Reply with one number only, the count of lines holding the string "madonna".

>> BEGIN GIVEN DATA

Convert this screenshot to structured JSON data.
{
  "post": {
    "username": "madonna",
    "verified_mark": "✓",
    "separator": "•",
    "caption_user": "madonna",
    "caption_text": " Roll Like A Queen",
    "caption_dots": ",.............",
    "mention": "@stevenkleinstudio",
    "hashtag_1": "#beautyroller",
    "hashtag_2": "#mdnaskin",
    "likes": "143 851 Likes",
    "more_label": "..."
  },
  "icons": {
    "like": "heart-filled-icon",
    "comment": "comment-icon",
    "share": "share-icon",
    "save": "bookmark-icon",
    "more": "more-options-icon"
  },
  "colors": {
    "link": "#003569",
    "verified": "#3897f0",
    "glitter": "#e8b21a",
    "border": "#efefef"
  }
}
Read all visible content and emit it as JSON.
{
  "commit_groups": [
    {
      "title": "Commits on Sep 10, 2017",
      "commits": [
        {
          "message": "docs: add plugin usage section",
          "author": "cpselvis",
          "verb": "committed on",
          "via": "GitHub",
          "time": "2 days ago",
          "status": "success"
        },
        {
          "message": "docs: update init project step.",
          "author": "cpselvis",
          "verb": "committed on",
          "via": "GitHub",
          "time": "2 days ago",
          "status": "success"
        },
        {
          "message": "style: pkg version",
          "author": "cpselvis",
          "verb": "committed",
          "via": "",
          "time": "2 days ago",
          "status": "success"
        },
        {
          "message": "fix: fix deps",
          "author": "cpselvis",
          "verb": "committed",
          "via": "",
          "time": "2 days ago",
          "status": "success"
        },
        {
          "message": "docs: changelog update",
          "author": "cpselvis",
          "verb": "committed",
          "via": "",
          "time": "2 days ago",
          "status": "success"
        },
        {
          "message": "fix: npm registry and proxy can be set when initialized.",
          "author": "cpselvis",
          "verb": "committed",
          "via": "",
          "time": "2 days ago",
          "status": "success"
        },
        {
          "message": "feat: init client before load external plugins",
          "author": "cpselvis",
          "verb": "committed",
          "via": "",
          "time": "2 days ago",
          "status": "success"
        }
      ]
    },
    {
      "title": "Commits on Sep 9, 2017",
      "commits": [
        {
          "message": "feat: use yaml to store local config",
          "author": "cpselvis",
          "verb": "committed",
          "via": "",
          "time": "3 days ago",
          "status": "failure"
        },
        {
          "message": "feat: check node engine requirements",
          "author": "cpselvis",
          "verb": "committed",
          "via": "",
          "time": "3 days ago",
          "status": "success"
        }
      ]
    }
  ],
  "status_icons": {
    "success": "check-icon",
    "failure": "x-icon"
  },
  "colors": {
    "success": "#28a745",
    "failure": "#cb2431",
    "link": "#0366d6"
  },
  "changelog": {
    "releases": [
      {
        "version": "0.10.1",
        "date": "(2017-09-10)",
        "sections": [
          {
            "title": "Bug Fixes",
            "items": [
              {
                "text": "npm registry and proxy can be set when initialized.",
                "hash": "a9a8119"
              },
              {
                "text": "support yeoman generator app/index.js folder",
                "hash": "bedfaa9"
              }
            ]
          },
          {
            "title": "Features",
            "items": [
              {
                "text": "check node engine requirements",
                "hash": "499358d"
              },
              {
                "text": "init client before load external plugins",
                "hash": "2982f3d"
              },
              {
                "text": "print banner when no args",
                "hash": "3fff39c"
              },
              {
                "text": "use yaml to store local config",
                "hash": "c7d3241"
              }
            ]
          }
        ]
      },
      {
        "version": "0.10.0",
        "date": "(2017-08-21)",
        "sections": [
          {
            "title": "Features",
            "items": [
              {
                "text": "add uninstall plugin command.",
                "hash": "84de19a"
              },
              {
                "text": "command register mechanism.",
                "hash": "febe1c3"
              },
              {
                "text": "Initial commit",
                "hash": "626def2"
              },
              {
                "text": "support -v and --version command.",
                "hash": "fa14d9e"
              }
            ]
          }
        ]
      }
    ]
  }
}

>> END GIVEN DATA

SOLUTION TO THE EXERCISE ▸ 2